§ Exercise task:
Are you able to quote each entry exactly as written?

(Collected data)
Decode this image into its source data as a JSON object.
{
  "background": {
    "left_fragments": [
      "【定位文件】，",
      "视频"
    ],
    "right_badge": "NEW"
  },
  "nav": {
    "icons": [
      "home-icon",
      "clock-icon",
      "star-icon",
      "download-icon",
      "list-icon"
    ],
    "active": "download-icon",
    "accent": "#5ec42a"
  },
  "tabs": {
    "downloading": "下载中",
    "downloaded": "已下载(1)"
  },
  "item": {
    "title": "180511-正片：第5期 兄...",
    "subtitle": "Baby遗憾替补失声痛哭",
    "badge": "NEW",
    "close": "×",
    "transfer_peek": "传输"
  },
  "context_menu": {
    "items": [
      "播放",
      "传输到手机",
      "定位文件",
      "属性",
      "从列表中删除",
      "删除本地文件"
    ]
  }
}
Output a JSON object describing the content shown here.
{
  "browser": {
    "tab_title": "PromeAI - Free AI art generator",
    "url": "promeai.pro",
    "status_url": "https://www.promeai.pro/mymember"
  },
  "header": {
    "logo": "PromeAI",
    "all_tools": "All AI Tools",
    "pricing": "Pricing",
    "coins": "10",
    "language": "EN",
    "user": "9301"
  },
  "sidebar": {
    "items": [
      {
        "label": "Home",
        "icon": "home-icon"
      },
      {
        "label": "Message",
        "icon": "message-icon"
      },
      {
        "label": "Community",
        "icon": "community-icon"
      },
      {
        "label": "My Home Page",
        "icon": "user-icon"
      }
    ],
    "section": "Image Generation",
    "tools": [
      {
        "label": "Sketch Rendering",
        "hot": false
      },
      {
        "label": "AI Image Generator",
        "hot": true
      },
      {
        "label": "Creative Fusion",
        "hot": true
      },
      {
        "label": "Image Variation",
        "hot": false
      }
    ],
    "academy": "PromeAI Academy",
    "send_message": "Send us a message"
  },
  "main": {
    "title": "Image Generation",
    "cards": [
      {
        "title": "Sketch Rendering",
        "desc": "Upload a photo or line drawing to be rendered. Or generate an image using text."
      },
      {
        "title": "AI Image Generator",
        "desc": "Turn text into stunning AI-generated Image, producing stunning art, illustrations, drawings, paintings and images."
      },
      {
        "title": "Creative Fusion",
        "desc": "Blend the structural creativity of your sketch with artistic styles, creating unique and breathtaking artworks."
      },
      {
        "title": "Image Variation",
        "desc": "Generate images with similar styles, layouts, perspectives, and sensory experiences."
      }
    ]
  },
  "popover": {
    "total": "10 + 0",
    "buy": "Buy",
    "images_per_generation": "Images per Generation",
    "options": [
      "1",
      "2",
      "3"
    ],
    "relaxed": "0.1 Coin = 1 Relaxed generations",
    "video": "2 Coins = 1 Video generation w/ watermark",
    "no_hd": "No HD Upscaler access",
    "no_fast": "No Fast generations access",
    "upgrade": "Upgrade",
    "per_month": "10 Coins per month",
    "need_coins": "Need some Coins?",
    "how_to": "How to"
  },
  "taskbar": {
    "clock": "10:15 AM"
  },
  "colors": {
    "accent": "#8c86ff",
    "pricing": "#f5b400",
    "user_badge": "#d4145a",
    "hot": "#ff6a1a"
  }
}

§ Written response:
Decode this image into its source data as a JSON object.
{
  "background": {
    "left_fragments": [
      "【定位文件】，",
      "视频"
    ],
    "right_badge": "NEW"
  },
  "nav": {
    "icons": [
      "home-icon",
      "clock-icon",
      "star-icon",
      "download-icon",
      "list-icon"
    ],
    "active": "download-icon",
    "accent": "#5ec42a"
  },
  "tabs": {
    "downloading": "下载中",
    "downloaded": "已下载(1)"
  },
  "item": {
    "title": "180511-正片：第5期 兄...",
    "subtitle": "Baby遗憾替补失声痛哭",
    "badge": "NEW",
    "close": "×",
    "transfer_peek": "传输"
  },
  "context_menu": {
    "items": [
      "播放",
      "传输到手机",
      "定位文件",
      "属性",
      "从列表中删除",
      "删除本地文件"
    ]
  }
}
Output a JSON object describing the content shown here.
{
  "browser": {
    "tab_title": "PromeAI - Free AI art generator",
    "url": "promeai.pro",
    "status_url": "https://www.promeai.pro/mymember"
  },
  "header": {
    "logo": "PromeAI",
    "all_tools": "All AI Tools",
    "pricing": "Pricing",
    "coins": "10",
    "language": "EN",
    "user": "9301"
  },
  "sidebar": {
    "items": [
      {
        "label": "Home",
        "icon": "home-icon"
      },
      {
        "label": "Message",
        "icon": "message-icon"
      },
      {
        "label": "Community",
        "icon": "community-icon"
      },
      {
        "label": "My Home Page",
        "icon": "user-icon"
      }
    ],
    "section": "Image Generation",
    "tools": [
      {
        "label": "Sketch Rendering",
        "hot": false
      },
      {
        "label": "AI Image Generator",
        "hot": true
      },
      {
        "label": "Creative Fusion",
        "hot": true
      },
      {
        "label": "Image Variation",
        "hot": false
      }
    ],
    "academy": "PromeAI Academy",
    "send_message": "Send us a message"
  },
  "main": {
    "title": "Image Generation",
    "cards": [
      {
        "title": "Sketch Rendering",
        "desc": "Upload a photo or line drawing to be rendered. Or generate an image using text."
      },
      {
        "title": "AI Image Generator",
        "desc": "Turn text into stunning AI-generated Image, producing stunning art, illustrations, drawings, paintings and images."
      },
      {
        "title": "Creative Fusion",
        "desc": "Blend the structural creativity of your sketch with artistic styles, creating unique and breathtaking artworks."
      },
      {
        "title": "Image Variation",
        "desc": "Generate images with similar styles, layouts, perspectives, and sensory experiences."
      }
    ]
  },
  "popover": {
    "total": "10 + 0",
    "buy": "Buy",
    "images_per_generation": "Images per Generation",
    "options": [
      "1",
      "2",
      "3"
    ],
    "relaxed": "0.1 Coin = 1 Relaxed generations",
    "video": "2 Coins = 1 Video generation w/ watermark",
    "no_hd": "No HD Upscaler access",
    "no_fast": "No Fast generations access",
    "upgrade": "Upgrade",
    "per_month": "10 Coins per month",
    "need_coins": "Need some Coins?",
    "how_to": "How to"
  },
  "taskbar": {
    "clock": "10:15 AM"
  },
  "colors": {
    "accent": "#8c86ff",
    "pricing": "#f5b400",
    "user_badge": "#d4145a",
    "hot": "#ff6a1a"
  }
}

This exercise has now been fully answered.